§ **WHAT YOU SHOULD DO**
Update the items below so that every "face-photo" reads "face-image", and write out all their lines again with nothing else changed.
— start —
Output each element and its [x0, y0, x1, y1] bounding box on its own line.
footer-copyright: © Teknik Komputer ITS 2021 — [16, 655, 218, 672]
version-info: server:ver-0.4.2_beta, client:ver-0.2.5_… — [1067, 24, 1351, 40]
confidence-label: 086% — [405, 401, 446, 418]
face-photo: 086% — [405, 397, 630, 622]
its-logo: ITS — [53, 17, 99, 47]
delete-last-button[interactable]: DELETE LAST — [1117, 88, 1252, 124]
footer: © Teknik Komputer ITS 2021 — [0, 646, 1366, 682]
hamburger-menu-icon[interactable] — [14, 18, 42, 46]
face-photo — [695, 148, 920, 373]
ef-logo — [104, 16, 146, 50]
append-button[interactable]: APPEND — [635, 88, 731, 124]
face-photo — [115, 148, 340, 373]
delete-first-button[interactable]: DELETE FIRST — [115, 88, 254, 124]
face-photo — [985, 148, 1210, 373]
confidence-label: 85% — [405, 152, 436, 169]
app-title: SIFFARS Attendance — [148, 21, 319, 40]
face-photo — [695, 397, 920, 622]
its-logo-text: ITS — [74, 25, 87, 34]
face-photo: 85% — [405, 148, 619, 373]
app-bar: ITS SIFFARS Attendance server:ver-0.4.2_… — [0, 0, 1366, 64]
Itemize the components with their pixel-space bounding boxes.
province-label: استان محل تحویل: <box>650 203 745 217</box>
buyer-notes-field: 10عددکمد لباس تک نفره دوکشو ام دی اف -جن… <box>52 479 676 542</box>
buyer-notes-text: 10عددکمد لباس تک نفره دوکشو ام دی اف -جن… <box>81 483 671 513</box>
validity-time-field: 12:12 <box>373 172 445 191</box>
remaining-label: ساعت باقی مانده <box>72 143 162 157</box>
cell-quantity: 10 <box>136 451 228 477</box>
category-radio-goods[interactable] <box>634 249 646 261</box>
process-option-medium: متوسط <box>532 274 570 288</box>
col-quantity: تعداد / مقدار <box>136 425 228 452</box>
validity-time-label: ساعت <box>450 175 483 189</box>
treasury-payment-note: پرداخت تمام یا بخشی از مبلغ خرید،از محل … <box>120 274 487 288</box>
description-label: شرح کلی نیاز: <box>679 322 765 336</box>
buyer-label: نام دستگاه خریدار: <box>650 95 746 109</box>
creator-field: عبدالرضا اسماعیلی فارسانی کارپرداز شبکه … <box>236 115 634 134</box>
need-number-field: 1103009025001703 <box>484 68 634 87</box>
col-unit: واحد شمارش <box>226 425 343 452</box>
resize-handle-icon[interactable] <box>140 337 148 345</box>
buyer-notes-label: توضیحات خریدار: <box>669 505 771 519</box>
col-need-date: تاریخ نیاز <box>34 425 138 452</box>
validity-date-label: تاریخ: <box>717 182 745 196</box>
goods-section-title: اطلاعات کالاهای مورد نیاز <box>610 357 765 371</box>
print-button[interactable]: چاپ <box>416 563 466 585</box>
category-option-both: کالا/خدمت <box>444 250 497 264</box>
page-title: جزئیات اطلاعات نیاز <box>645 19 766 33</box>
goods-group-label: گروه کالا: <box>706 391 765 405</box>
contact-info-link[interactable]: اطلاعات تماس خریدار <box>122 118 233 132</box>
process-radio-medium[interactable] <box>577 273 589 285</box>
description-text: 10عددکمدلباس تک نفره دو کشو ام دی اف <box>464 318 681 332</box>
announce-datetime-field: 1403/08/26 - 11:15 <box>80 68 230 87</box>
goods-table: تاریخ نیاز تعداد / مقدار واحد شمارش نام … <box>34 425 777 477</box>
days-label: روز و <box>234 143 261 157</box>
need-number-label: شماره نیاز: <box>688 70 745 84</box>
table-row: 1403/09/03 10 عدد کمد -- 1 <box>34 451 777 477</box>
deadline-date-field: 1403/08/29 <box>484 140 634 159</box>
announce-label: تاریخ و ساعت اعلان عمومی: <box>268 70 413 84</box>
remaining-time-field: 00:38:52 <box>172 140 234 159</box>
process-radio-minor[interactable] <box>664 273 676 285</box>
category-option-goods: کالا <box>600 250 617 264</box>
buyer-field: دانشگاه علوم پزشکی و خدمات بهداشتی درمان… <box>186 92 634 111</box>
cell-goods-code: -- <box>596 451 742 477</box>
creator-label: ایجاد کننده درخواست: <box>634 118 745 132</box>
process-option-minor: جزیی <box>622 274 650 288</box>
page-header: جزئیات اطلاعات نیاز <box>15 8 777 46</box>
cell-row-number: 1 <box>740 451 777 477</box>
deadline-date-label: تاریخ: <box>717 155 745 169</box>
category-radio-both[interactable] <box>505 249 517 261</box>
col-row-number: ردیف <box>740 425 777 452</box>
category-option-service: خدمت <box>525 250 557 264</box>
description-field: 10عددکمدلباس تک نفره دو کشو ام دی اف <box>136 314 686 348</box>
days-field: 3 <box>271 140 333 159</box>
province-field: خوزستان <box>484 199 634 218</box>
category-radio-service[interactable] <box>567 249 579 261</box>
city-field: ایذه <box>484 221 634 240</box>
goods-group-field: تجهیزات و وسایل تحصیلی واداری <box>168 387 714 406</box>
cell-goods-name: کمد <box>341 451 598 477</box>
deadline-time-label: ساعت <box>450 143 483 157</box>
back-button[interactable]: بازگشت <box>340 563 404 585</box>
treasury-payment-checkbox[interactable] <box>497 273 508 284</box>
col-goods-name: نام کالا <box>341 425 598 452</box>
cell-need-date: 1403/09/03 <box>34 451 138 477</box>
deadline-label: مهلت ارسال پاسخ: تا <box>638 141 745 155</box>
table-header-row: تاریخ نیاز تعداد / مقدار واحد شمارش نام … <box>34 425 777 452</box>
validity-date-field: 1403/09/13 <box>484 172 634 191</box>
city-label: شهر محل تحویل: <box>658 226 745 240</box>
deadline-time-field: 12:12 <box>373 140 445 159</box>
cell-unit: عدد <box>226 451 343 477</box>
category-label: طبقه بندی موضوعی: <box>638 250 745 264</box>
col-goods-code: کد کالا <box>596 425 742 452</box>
— end —
§ **EXPECTED OUTPUT**
Output each element and its [x0, y0, x1, y1] bounding box on its own line.
footer-copyright: © Teknik Komputer ITS 2021 — [16, 655, 218, 672]
version-info: server:ver-0.4.2_beta, client:ver-0.2.5_… — [1067, 24, 1351, 40]
confidence-label: 086% — [405, 401, 446, 418]
face-image: 086% — [405, 397, 630, 622]
its-logo: ITS — [53, 17, 99, 47]
delete-last-button[interactable]: DELETE LAST — [1117, 88, 1252, 124]
footer: © Teknik Komputer ITS 2021 — [0, 646, 1366, 682]
hamburger-menu-icon[interactable] — [14, 18, 42, 46]
face-image — [695, 148, 920, 373]
ef-logo — [104, 16, 146, 50]
append-button[interactable]: APPEND — [635, 88, 731, 124]
face-image — [115, 148, 340, 373]
delete-first-button[interactable]: DELETE FIRST — [115, 88, 254, 124]
face-image — [985, 148, 1210, 373]
confidence-label: 85% — [405, 152, 436, 169]
app-title: SIFFARS Attendance — [148, 21, 319, 40]
face-image — [695, 397, 920, 622]
its-logo-text: ITS — [74, 25, 87, 34]
face-image: 85% — [405, 148, 619, 373]
app-bar: ITS SIFFARS Attendance server:ver-0.4.2_… — [0, 0, 1366, 64]
Itemize the components with their pixel-space bounding boxes.
province-label: استان محل تحویل: <box>650 203 745 217</box>
buyer-notes-field: 10عددکمد لباس تک نفره دوکشو ام دی اف -جن… <box>52 479 676 542</box>
buyer-notes-text: 10عددکمد لباس تک نفره دوکشو ام دی اف -جن… <box>81 483 671 513</box>
validity-time-field: 12:12 <box>373 172 445 191</box>
remaining-label: ساعت باقی مانده <box>72 143 162 157</box>
cell-quantity: 10 <box>136 451 228 477</box>
category-radio-goods[interactable] <box>634 249 646 261</box>
process-option-medium: متوسط <box>532 274 570 288</box>
col-quantity: تعداد / مقدار <box>136 425 228 452</box>
validity-time-label: ساعت <box>450 175 483 189</box>
treasury-payment-note: پرداخت تمام یا بخشی از مبلغ خرید،از محل … <box>120 274 487 288</box>
description-label: شرح کلی نیاز: <box>679 322 765 336</box>
buyer-label: نام دستگاه خریدار: <box>650 95 746 109</box>
creator-field: عبدالرضا اسماعیلی فارسانی کارپرداز شبکه … <box>236 115 634 134</box>
need-number-field: 1103009025001703 <box>484 68 634 87</box>
col-unit: واحد شمارش <box>226 425 343 452</box>
resize-handle-icon[interactable] <box>140 337 148 345</box>
buyer-notes-label: توضیحات خریدار: <box>669 505 771 519</box>
col-need-date: تاریخ نیاز <box>34 425 138 452</box>
validity-date-label: تاریخ: <box>717 182 745 196</box>
goods-section-title: اطلاعات کالاهای مورد نیاز <box>610 357 765 371</box>
print-button[interactable]: چاپ <box>416 563 466 585</box>
category-option-both: کالا/خدمت <box>444 250 497 264</box>
page-title: جزئیات اطلاعات نیاز <box>645 19 766 33</box>
goods-group-label: گروه کالا: <box>706 391 765 405</box>
contact-info-link[interactable]: اطلاعات تماس خریدار <box>122 118 233 132</box>
process-radio-medium[interactable] <box>577 273 589 285</box>
description-text: 10عددکمدلباس تک نفره دو کشو ام دی اف <box>464 318 681 332</box>
announce-datetime-field: 1403/08/26 - 11:15 <box>80 68 230 87</box>
goods-table: تاریخ نیاز تعداد / مقدار واحد شمارش نام … <box>34 425 777 477</box>
days-label: روز و <box>234 143 261 157</box>
need-number-label: شماره نیاز: <box>688 70 745 84</box>
table-row: 1403/09/03 10 عدد کمد -- 1 <box>34 451 777 477</box>
deadline-date-field: 1403/08/29 <box>484 140 634 159</box>
announce-label: تاریخ و ساعت اعلان عمومی: <box>268 70 413 84</box>
remaining-time-field: 00:38:52 <box>172 140 234 159</box>
process-radio-minor[interactable] <box>664 273 676 285</box>
category-option-goods: کالا <box>600 250 617 264</box>
buyer-field: دانشگاه علوم پزشکی و خدمات بهداشتی درمان… <box>186 92 634 111</box>
cell-goods-code: -- <box>596 451 742 477</box>
creator-label: ایجاد کننده درخواست: <box>634 118 745 132</box>
process-option-minor: جزیی <box>622 274 650 288</box>
page-header: جزئیات اطلاعات نیاز <box>15 8 777 46</box>
cell-row-number: 1 <box>740 451 777 477</box>
deadline-date-label: تاریخ: <box>717 155 745 169</box>
category-radio-both[interactable] <box>505 249 517 261</box>
col-row-number: ردیف <box>740 425 777 452</box>
category-option-service: خدمت <box>525 250 557 264</box>
description-field: 10عددکمدلباس تک نفره دو کشو ام دی اف <box>136 314 686 348</box>
days-field: 3 <box>271 140 333 159</box>
province-field: خوزستان <box>484 199 634 218</box>
category-radio-service[interactable] <box>567 249 579 261</box>
city-field: ایذه <box>484 221 634 240</box>
goods-group-field: تجهیزات و وسایل تحصیلی واداری <box>168 387 714 406</box>
cell-goods-name: کمد <box>341 451 598 477</box>
deadline-time-label: ساعت <box>450 143 483 157</box>
back-button[interactable]: بازگشت <box>340 563 404 585</box>
treasury-payment-checkbox[interactable] <box>497 273 508 284</box>
col-goods-name: نام کالا <box>341 425 598 452</box>
cell-need-date: 1403/09/03 <box>34 451 138 477</box>
deadline-label: مهلت ارسال پاسخ: تا <box>638 141 745 155</box>
table-header-row: تاریخ نیاز تعداد / مقدار واحد شمارش نام … <box>34 425 777 452</box>
validity-date-field: 1403/09/13 <box>484 172 634 191</box>
city-label: شهر محل تحویل: <box>658 226 745 240</box>
deadline-time-field: 12:12 <box>373 140 445 159</box>
cell-unit: عدد <box>226 451 343 477</box>
category-label: طبقه بندی موضوعی: <box>638 250 745 264</box>
col-goods-code: کد کالا <box>596 425 742 452</box>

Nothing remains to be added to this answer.